### [THE PROBLEM]
An exact copy of all the data is required, with pictures left out.

==============================

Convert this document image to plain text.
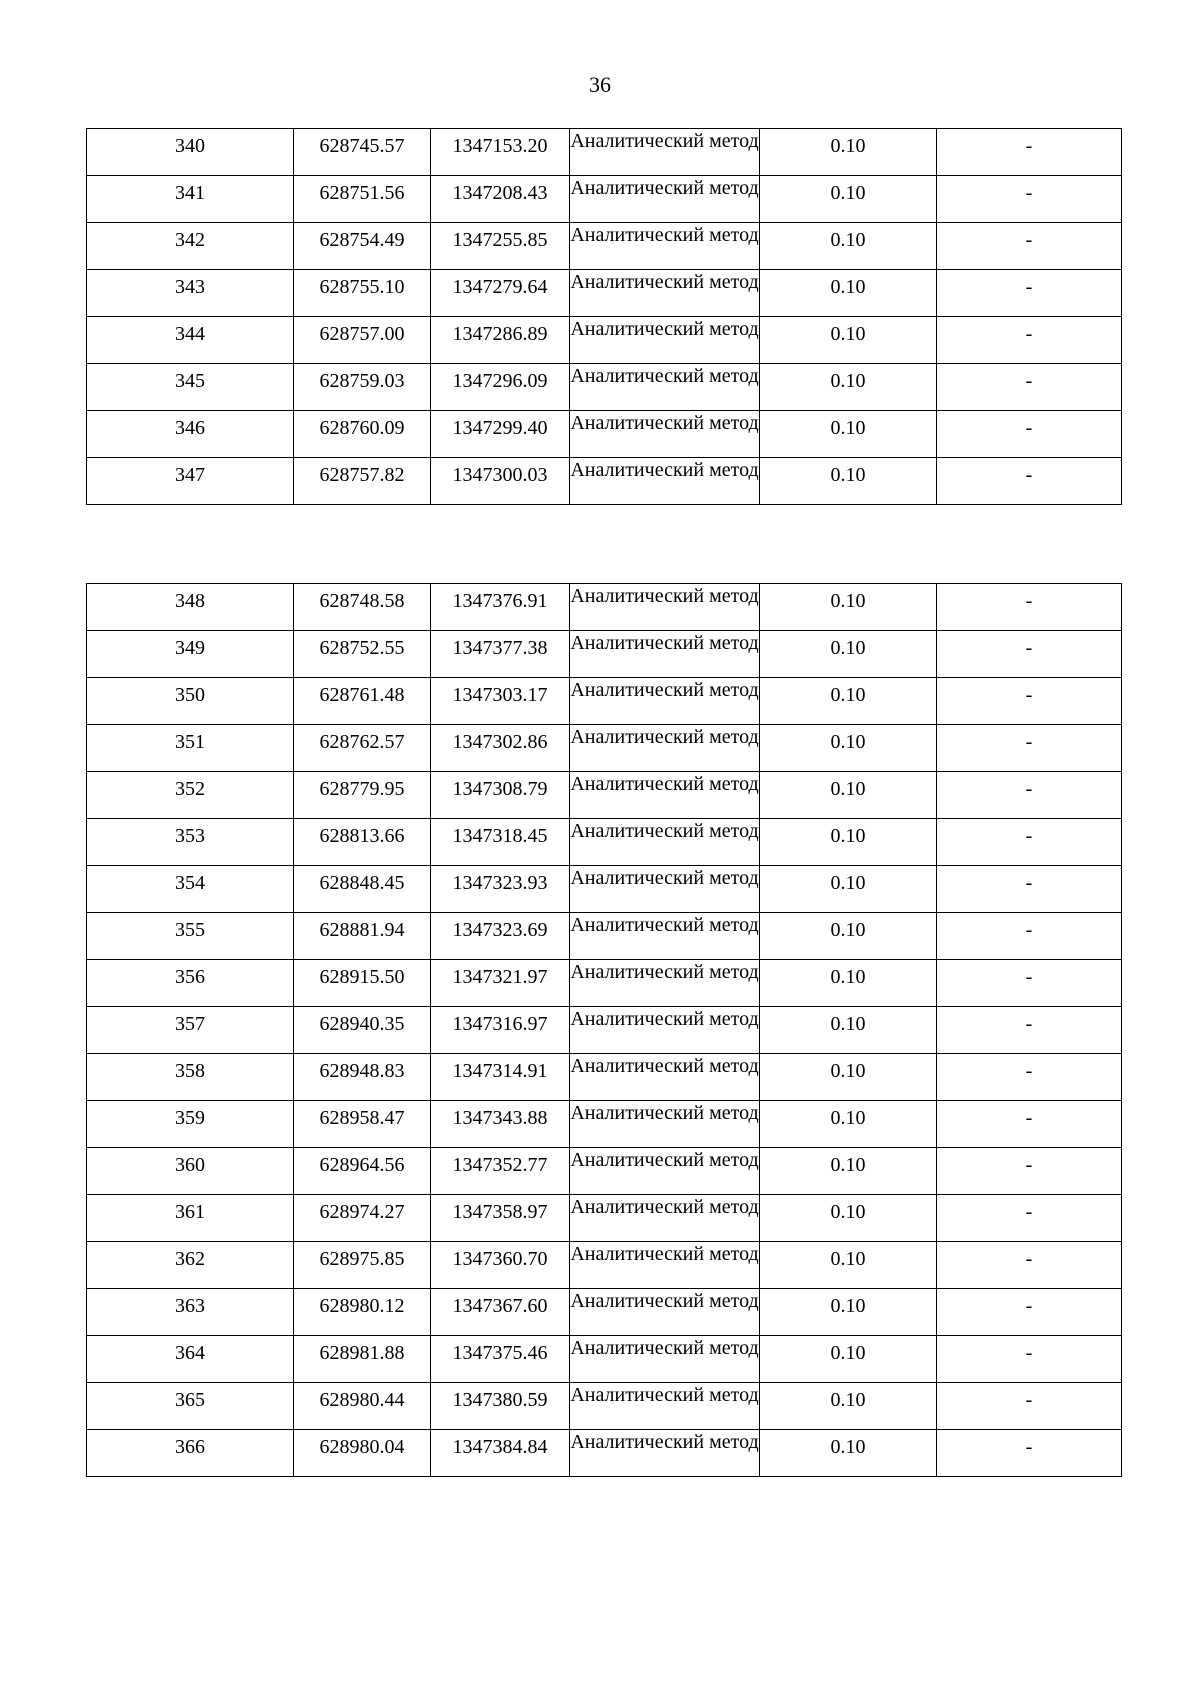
36
340	628745.57	1347153.20	Аналитический метод	0.10	-
341	628751.56	1347208.43	Аналитический метод	0.10	-
342	628754.49	1347255.85	Аналитический метод	0.10	-
343	628755.10	1347279.64	Аналитический метод	0.10	-
344	628757.00	1347286.89	Аналитический метод	0.10	-
345	628759.03	1347296.09	Аналитический метод	0.10	-
346	628760.09	1347299.40	Аналитический метод	0.10	-
347	628757.82	1347300.03	Аналитический метод	0.10	-
348	628748.58	1347376.91	Аналитический метод	0.10	-
349	628752.55	1347377.38	Аналитический метод	0.10	-
350	628761.48	1347303.17	Аналитический метод	0.10	-
351	628762.57	1347302.86	Аналитический метод	0.10	-
352	628779.95	1347308.79	Аналитический метод	0.10	-
353	628813.66	1347318.45	Аналитический метод	0.10	-
354	628848.45	1347323.93	Аналитический метод	0.10	-
355	628881.94	1347323.69	Аналитический метод	0.10	-
356	628915.50	1347321.97	Аналитический метод	0.10	-
357	628940.35	1347316.97	Аналитический метод	0.10	-
358	628948.83	1347314.91	Аналитический метод	0.10	-
359	628958.47	1347343.88	Аналитический метод	0.10	-
360	628964.56	1347352.77	Аналитический метод	0.10	-
361	628974.27	1347358.97	Аналитический метод	0.10	-
362	628975.85	1347360.70	Аналитический метод	0.10	-
363	628980.12	1347367.60	Аналитический метод	0.10	-
364	628981.88	1347375.46	Аналитический метод	0.10	-
365	628980.44	1347380.59	Аналитический метод	0.10	-
366	628980.04	1347384.84	Аналитический метод	0.10	-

==============================

### [SOLUTION TO THIS PROBLEM]
Convert this document image to plain text.
36
340	628745.57	1347153.20	Аналитический метод	0.10	-
341	628751.56	1347208.43	Аналитический метод	0.10	-
342	628754.49	1347255.85	Аналитический метод	0.10	-
343	628755.10	1347279.64	Аналитический метод	0.10	-
344	628757.00	1347286.89	Аналитический метод	0.10	-
345	628759.03	1347296.09	Аналитический метод	0.10	-
346	628760.09	1347299.40	Аналитический метод	0.10	-
347	628757.82	1347300.03	Аналитический метод	0.10	-
348	628748.58	1347376.91	Аналитический метод	0.10	-
349	628752.55	1347377.38	Аналитический метод	0.10	-
350	628761.48	1347303.17	Аналитический метод	0.10	-
351	628762.57	1347302.86	Аналитический метод	0.10	-
352	628779.95	1347308.79	Аналитический метод	0.10	-
353	628813.66	1347318.45	Аналитический метод	0.10	-
354	628848.45	1347323.93	Аналитический метод	0.10	-
355	628881.94	1347323.69	Аналитический метод	0.10	-
356	628915.50	1347321.97	Аналитический метод	0.10	-
357	628940.35	1347316.97	Аналитический метод	0.10	-
358	628948.83	1347314.91	Аналитический метод	0.10	-
359	628958.47	1347343.88	Аналитический метод	0.10	-
360	628964.56	1347352.77	Аналитический метод	0.10	-
361	628974.27	1347358.97	Аналитический метод	0.10	-
362	628975.85	1347360.70	Аналитический метод	0.10	-
363	628980.12	1347367.60	Аналитический метод	0.10	-
364	628981.88	1347375.46	Аналитический метод	0.10	-
365	628980.44	1347380.59	Аналитический метод	0.10	-
366	628980.04	1347384.84	Аналитический метод	0.10	-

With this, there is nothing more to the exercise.